Recorded information:
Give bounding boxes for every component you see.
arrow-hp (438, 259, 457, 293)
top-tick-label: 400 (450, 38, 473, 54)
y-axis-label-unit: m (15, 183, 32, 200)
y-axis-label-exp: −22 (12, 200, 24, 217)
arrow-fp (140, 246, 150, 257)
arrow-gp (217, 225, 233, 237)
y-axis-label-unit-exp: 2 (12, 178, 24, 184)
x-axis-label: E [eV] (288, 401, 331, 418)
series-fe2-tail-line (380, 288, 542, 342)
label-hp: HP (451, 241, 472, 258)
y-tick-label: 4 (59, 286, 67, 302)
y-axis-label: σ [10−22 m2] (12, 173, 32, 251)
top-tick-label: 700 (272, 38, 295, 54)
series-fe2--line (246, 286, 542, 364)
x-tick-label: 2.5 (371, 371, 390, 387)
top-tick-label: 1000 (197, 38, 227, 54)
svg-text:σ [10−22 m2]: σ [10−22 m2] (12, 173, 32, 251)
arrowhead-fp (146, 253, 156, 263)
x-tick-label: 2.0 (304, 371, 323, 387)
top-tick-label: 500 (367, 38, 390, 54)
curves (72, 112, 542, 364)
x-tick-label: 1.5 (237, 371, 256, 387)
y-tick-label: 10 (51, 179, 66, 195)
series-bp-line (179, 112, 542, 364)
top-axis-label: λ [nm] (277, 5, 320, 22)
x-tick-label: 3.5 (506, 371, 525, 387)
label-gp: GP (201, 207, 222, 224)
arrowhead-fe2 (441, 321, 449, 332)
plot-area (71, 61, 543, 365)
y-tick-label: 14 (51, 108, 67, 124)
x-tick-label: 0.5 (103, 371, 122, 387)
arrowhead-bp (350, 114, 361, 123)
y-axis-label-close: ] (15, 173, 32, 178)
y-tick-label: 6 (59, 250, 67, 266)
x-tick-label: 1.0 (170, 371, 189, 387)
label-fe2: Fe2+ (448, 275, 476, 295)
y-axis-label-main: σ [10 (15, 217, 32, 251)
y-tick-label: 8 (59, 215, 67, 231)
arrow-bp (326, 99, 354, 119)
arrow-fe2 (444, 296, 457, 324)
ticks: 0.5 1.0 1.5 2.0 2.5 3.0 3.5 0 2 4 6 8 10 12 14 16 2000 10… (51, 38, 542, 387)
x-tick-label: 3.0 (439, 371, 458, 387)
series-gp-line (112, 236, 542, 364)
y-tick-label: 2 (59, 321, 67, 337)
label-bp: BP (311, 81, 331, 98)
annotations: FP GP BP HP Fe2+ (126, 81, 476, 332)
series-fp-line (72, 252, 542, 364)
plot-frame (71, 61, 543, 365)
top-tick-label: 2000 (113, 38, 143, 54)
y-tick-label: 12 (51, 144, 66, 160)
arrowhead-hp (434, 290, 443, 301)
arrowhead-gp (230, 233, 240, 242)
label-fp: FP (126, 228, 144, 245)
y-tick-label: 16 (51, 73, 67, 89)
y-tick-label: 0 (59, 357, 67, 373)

What you have to do: Render the part of the listing that runs from its first line through the line containing "y-axis-label-close: ] (15, 173, 32, 178)" as a numbered list, including both ends and leaving out blank lines.

Solution to this problem:
1. Give bounding boxes for every component you see.
2. arrow-hp (438, 259, 457, 293)
3. top-tick-label: 400 (450, 38, 473, 54)
4. y-axis-label-unit: m (15, 183, 32, 200)
5. y-axis-label-exp: −22 (12, 200, 24, 217)
6. arrow-fp (140, 246, 150, 257)
7. arrow-gp (217, 225, 233, 237)
8. y-axis-label-unit-exp: 2 (12, 178, 24, 184)
9. x-axis-label: E [eV] (288, 401, 331, 418)
10. series-fe2-tail-line (380, 288, 542, 342)
11. label-hp: HP (451, 241, 472, 258)
12. y-tick-label: 4 (59, 286, 67, 302)
13. y-axis-label: σ [10−22 m2] (12, 173, 32, 251)
14. top-tick-label: 700 (272, 38, 295, 54)
15. series-fe2--line (246, 286, 542, 364)
16. x-tick-label: 2.5 (371, 371, 390, 387)
17. top-tick-label: 1000 (197, 38, 227, 54)
18. svg-text:σ [10−22 m2]: σ [10−22 m2] (12, 173, 32, 251)
19. arrowhead-fp (146, 253, 156, 263)
20. x-tick-label: 2.0 (304, 371, 323, 387)
21. top-tick-label: 500 (367, 38, 390, 54)
22. curves (72, 112, 542, 364)
23. x-tick-label: 1.5 (237, 371, 256, 387)
24. y-tick-label: 10 (51, 179, 66, 195)
25. series-bp-line (179, 112, 542, 364)
26. top-axis-label: λ [nm] (277, 5, 320, 22)
27. x-tick-label: 3.5 (506, 371, 525, 387)
28. label-gp: GP (201, 207, 222, 224)
29. arrowhead-fe2 (441, 321, 449, 332)
30. plot-area (71, 61, 543, 365)
31. y-tick-label: 14 (51, 108, 67, 124)
32. x-tick-label: 0.5 (103, 371, 122, 387)
33. arrowhead-bp (350, 114, 361, 123)
34. y-axis-label-close: ] (15, 173, 32, 178)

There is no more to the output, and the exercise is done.